**What you will do:** Copy each line that holds "мероприятий".

-------------------------

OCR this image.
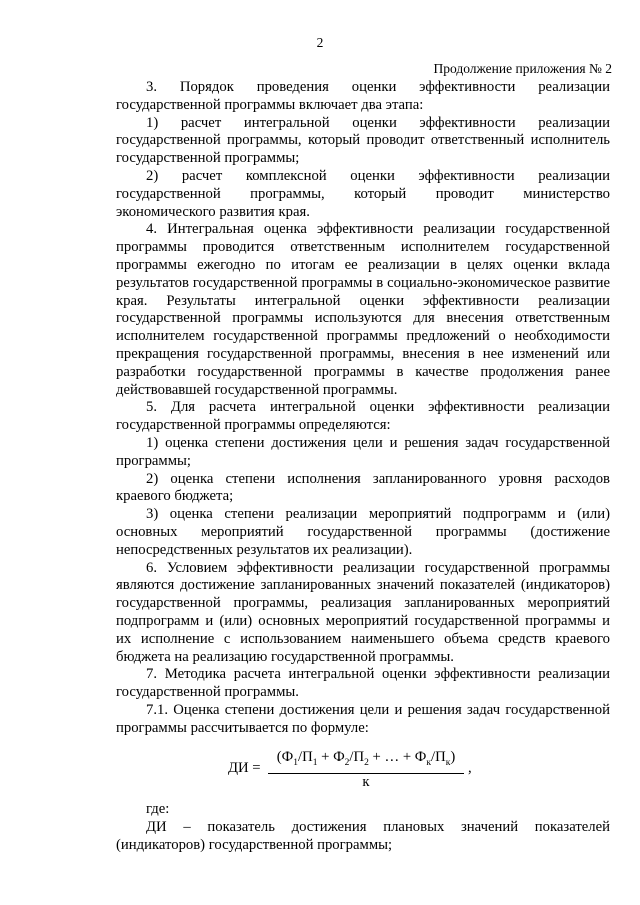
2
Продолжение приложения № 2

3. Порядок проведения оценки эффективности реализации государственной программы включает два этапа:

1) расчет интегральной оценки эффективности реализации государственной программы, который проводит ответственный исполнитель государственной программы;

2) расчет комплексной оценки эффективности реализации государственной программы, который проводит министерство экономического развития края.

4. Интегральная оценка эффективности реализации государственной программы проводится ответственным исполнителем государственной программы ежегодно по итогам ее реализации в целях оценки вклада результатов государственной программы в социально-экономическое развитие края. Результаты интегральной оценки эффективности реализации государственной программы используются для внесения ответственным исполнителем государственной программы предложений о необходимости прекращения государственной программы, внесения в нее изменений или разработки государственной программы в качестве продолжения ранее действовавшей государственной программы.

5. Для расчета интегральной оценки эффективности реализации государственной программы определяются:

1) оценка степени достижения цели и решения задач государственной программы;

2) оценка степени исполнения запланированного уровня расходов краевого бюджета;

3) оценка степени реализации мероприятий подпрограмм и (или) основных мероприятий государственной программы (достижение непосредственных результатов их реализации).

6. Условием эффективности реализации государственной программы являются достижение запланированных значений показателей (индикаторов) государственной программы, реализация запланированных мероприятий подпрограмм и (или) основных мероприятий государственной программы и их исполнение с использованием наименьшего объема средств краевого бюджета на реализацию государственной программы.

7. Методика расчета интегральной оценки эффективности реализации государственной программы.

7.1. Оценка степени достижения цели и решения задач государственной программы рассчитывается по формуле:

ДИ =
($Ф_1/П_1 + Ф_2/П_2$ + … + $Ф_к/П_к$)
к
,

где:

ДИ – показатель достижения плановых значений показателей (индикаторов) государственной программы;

-------------------------

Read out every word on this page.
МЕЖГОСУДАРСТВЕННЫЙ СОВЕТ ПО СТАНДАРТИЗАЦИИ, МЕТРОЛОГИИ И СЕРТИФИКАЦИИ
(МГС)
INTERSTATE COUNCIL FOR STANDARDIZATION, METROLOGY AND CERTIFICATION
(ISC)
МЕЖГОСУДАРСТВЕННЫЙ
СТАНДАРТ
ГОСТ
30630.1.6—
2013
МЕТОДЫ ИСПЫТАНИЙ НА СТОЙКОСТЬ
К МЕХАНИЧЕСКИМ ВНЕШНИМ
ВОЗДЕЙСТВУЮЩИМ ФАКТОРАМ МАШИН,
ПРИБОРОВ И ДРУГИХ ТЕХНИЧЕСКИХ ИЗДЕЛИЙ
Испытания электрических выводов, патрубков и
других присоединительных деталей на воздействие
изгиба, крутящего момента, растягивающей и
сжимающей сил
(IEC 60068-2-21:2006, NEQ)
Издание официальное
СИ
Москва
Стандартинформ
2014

-------------------------

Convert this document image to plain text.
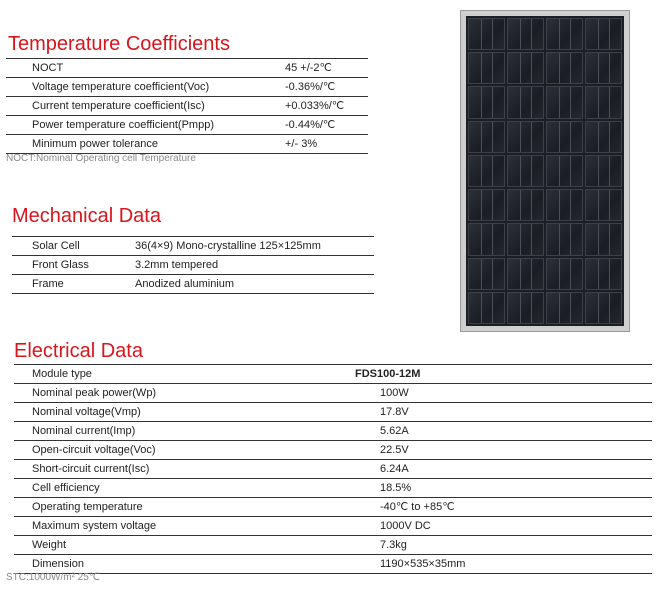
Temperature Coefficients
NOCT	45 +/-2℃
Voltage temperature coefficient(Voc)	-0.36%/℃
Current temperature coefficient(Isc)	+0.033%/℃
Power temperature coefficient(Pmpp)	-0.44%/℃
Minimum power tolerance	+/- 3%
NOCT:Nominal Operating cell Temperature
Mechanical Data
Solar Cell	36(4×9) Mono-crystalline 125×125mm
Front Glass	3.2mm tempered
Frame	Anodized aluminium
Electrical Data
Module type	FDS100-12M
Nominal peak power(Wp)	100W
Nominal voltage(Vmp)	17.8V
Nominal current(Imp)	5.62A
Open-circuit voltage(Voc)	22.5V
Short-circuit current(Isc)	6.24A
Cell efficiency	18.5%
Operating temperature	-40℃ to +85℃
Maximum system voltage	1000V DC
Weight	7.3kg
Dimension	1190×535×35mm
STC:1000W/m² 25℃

-------------------------

**Answer below:**
3) оценка степени реализации мероприятий подпрограмм и (или) основных мероприятий государственной программы (достижение непосредственных результатов их реализации).
6. Условием эффективности реализации государственной программы являются достижение запланированных значений показателей (индикаторов) государственной программы, реализация запланированных мероприятий подпрограмм и (или) основных мероприятий государственной программы и их исполнение с использованием наименьшего объема средств краевого бюджета на реализацию государственной программы.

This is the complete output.